DATA EXTRACT
* BEGIN *
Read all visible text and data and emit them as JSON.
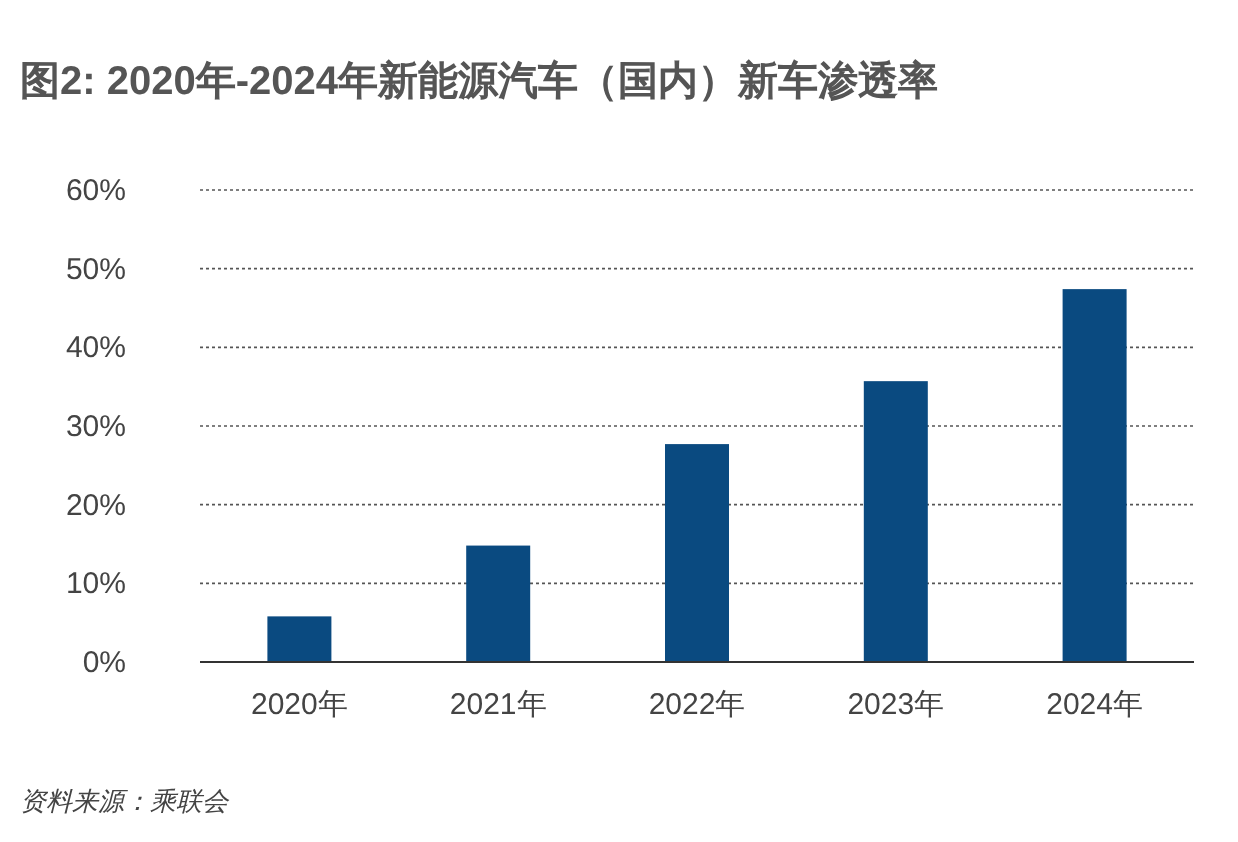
{
  "chart_data": {
    "type": "bar",
    "title": "图2: 2020年-2024年新能源汽车（国内）新车渗透率",
    "categories": [
      "2020年",
      "2021年",
      "2022年",
      "2023年",
      "2024年"
    ],
    "values": [
      5.8,
      14.8,
      27.7,
      35.7,
      47.4
    ],
    "color": "#0a4a80",
    "ylim": [
      0,
      60
    ],
    "yticks": [
      {
        "value": 0,
        "label": "0%"
      },
      {
        "value": 10,
        "label": "10%"
      },
      {
        "value": 20,
        "label": "20%"
      },
      {
        "value": 30,
        "label": "30%"
      },
      {
        "value": 40,
        "label": "40%"
      },
      {
        "value": 50,
        "label": "50%"
      },
      {
        "value": 60,
        "label": "60%"
      }
    ],
    "grid": "y",
    "annotations": [
      "资料来源：乘联会"
    ]
  }
}
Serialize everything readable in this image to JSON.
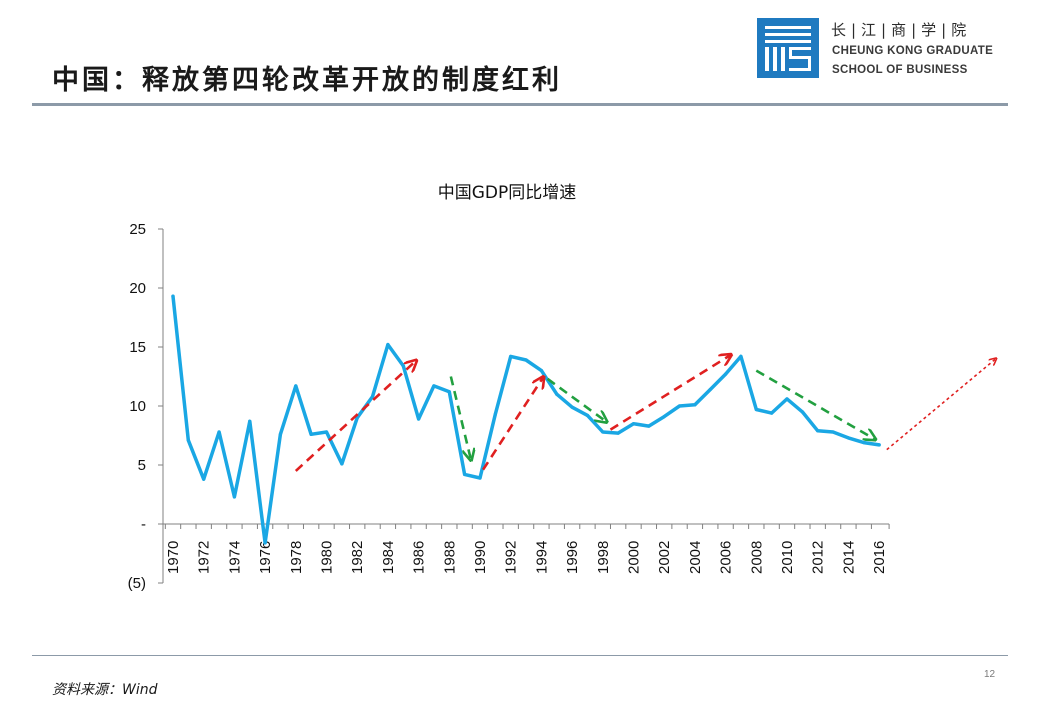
{
  "slide": {
    "title": "中国：释放第四轮改革开放的制度红利",
    "source": "资料来源：Wind",
    "page_number": "12"
  },
  "logo": {
    "cn_name": "长|江|商|学|院",
    "en_line1": "CHEUNG KONG GRADUATE",
    "en_line2": "SCHOOL OF BUSINESS",
    "color": "#1f7ac0"
  },
  "colors": {
    "series": "#1aa7e4",
    "up_arrow": "#e02020",
    "down_arrow": "#22a040",
    "axis": "#808080"
  },
  "chart_data": {
    "type": "line",
    "title": "中国GDP同比增速",
    "xlabel": "",
    "ylabel": "",
    "ylim": [
      -5,
      25
    ],
    "yticks": [
      {
        "value": 25,
        "label": "25"
      },
      {
        "value": 20,
        "label": "20"
      },
      {
        "value": 15,
        "label": "15"
      },
      {
        "value": 10,
        "label": "10"
      },
      {
        "value": 5,
        "label": "5"
      },
      {
        "value": 0,
        "label": "-"
      },
      {
        "value": -5,
        "label": "(5)"
      }
    ],
    "xticks": [
      "1970",
      "1972",
      "1974",
      "1976",
      "1978",
      "1980",
      "1982",
      "1984",
      "1986",
      "1988",
      "1990",
      "1992",
      "1994",
      "1996",
      "1998",
      "2000",
      "2002",
      "2004",
      "2006",
      "2008",
      "2010",
      "2012",
      "2014",
      "2016"
    ],
    "series": [
      {
        "name": "中国GDP同比增速",
        "x": [
          1970,
          1971,
          1972,
          1973,
          1974,
          1975,
          1976,
          1977,
          1978,
          1979,
          1980,
          1981,
          1982,
          1983,
          1984,
          1985,
          1986,
          1987,
          1988,
          1989,
          1990,
          1991,
          1992,
          1993,
          1994,
          1995,
          1996,
          1997,
          1998,
          1999,
          2000,
          2001,
          2002,
          2003,
          2004,
          2005,
          2006,
          2007,
          2008,
          2009,
          2010,
          2011,
          2012,
          2013,
          2014,
          2015,
          2016
        ],
        "values": [
          19.3,
          7.1,
          3.8,
          7.8,
          2.3,
          8.7,
          -1.6,
          7.6,
          11.7,
          7.6,
          7.8,
          5.1,
          9.0,
          10.8,
          15.2,
          13.4,
          8.9,
          11.7,
          11.2,
          4.2,
          3.9,
          9.3,
          14.2,
          13.9,
          13.0,
          11.0,
          9.9,
          9.2,
          7.8,
          7.7,
          8.5,
          8.3,
          9.1,
          10.0,
          10.1,
          11.4,
          12.7,
          14.2,
          9.7,
          9.4,
          10.6,
          9.5,
          7.9,
          7.8,
          7.3,
          6.9,
          6.7
        ]
      }
    ],
    "trend_arrows": [
      {
        "direction": "up",
        "from": [
          1978,
          4.5
        ],
        "to": [
          1985.8,
          13.8
        ]
      },
      {
        "direction": "down",
        "from": [
          1988.1,
          12.5
        ],
        "to": [
          1989.4,
          5.5
        ]
      },
      {
        "direction": "up",
        "from": [
          1990.2,
          4.6
        ],
        "to": [
          1994.1,
          12.4
        ]
      },
      {
        "direction": "down",
        "from": [
          1994.4,
          12.3
        ],
        "to": [
          1998.2,
          8.7
        ]
      },
      {
        "direction": "up",
        "from": [
          1998.5,
          8.0
        ],
        "to": [
          2006.3,
          14.3
        ]
      },
      {
        "direction": "down",
        "from": [
          2008.0,
          13.0
        ],
        "to": [
          2015.7,
          7.2
        ]
      },
      {
        "direction": "up-dotted",
        "from": [
          2016.5,
          6.3
        ],
        "to": [
          2023.6,
          14.0
        ]
      }
    ]
  }
}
* END *
EXERCISE AIM
Quote the records above in full, dropping each picture.

COMPLETE OUTPUT
Read all visible text and data and emit them as JSON.
{
  "chart_data": {
    "type": "bar",
    "title": "图2: 2020年-2024年新能源汽车（国内）新车渗透率",
    "categories": [
      "2020年",
      "2021年",
      "2022年",
      "2023年",
      "2024年"
    ],
    "values": [
      5.8,
      14.8,
      27.7,
      35.7,
      47.4
    ],
    "color": "#0a4a80",
    "ylim": [
      0,
      60
    ],
    "yticks": [
      {
        "value": 0,
        "label": "0%"
      },
      {
        "value": 10,
        "label": "10%"
      },
      {
        "value": 20,
        "label": "20%"
      },
      {
        "value": 30,
        "label": "30%"
      },
      {
        "value": 40,
        "label": "40%"
      },
      {
        "value": 50,
        "label": "50%"
      },
      {
        "value": 60,
        "label": "60%"
      }
    ],
    "grid": "y",
    "annotations": [
      "资料来源：乘联会"
    ]
  }
}
Serialize everything readable in this image to JSON.
{
  "slide": {
    "title": "中国：释放第四轮改革开放的制度红利",
    "source": "资料来源：Wind",
    "page_number": "12"
  },
  "logo": {
    "cn_name": "长|江|商|学|院",
    "en_line1": "CHEUNG KONG GRADUATE",
    "en_line2": "SCHOOL OF BUSINESS",
    "color": "#1f7ac0"
  },
  "colors": {
    "series": "#1aa7e4",
    "up_arrow": "#e02020",
    "down_arrow": "#22a040",
    "axis": "#808080"
  },
  "chart_data": {
    "type": "line",
    "title": "中国GDP同比增速",
    "xlabel": "",
    "ylabel": "",
    "ylim": [
      -5,
      25
    ],
    "yticks": [
      {
        "value": 25,
        "label": "25"
      },
      {
        "value": 20,
        "label": "20"
      },
      {
        "value": 15,
        "label": "15"
      },
      {
        "value": 10,
        "label": "10"
      },
      {
        "value": 5,
        "label": "5"
      },
      {
        "value": 0,
        "label": "-"
      },
      {
        "value": -5,
        "label": "(5)"
      }
    ],
    "xticks": [
      "1970",
      "1972",
      "1974",
      "1976",
      "1978",
      "1980",
      "1982",
      "1984",
      "1986",
      "1988",
      "1990",
      "1992",
      "1994",
      "1996",
      "1998",
      "2000",
      "2002",
      "2004",
      "2006",
      "2008",
      "2010",
      "2012",
      "2014",
      "2016"
    ],
    "series": [
      {
        "name": "中国GDP同比增速",
        "x": [
          1970,
          1971,
          1972,
          1973,
          1974,
          1975,
          1976,
          1977,
          1978,
          1979,
          1980,
          1981,
          1982,
          1983,
          1984,
          1985,
          1986,
          1987,
          1988,
          1989,
          1990,
          1991,
          1992,
          1993,
          1994,
          1995,
          1996,
          1997,
          1998,
          1999,
          2000,
          2001,
          2002,
          2003,
          2004,
          2005,
          2006,
          2007,
          2008,
          2009,
          2010,
          2011,
          2012,
          2013,
          2014,
          2015,
          2016
        ],
        "values": [
          19.3,
          7.1,
          3.8,
          7.8,
          2.3,
          8.7,
          -1.6,
          7.6,
          11.7,
          7.6,
          7.8,
          5.1,
          9.0,
          10.8,
          15.2,
          13.4,
          8.9,
          11.7,
          11.2,
          4.2,
          3.9,
          9.3,
          14.2,
          13.9,
          13.0,
          11.0,
          9.9,
          9.2,
          7.8,
          7.7,
          8.5,
          8.3,
          9.1,
          10.0,
          10.1,
          11.4,
          12.7,
          14.2,
          9.7,
          9.4,
          10.6,
          9.5,
          7.9,
          7.8,
          7.3,
          6.9,
          6.7
        ]
      }
    ],
    "trend_arrows": [
      {
        "direction": "up",
        "from": [
          1978,
          4.5
        ],
        "to": [
          1985.8,
          13.8
        ]
      },
      {
        "direction": "down",
        "from": [
          1988.1,
          12.5
        ],
        "to": [
          1989.4,
          5.5
        ]
      },
      {
        "direction": "up",
        "from": [
          1990.2,
          4.6
        ],
        "to": [
          1994.1,
          12.4
        ]
      },
      {
        "direction": "down",
        "from": [
          1994.4,
          12.3
        ],
        "to": [
          1998.2,
          8.7
        ]
      },
      {
        "direction": "up",
        "from": [
          1998.5,
          8.0
        ],
        "to": [
          2006.3,
          14.3
        ]
      },
      {
        "direction": "down",
        "from": [
          2008.0,
          13.0
        ],
        "to": [
          2015.7,
          7.2
        ]
      },
      {
        "direction": "up-dotted",
        "from": [
          2016.5,
          6.3
        ],
        "to": [
          2023.6,
          14.0
        ]
      }
    ]
  }
}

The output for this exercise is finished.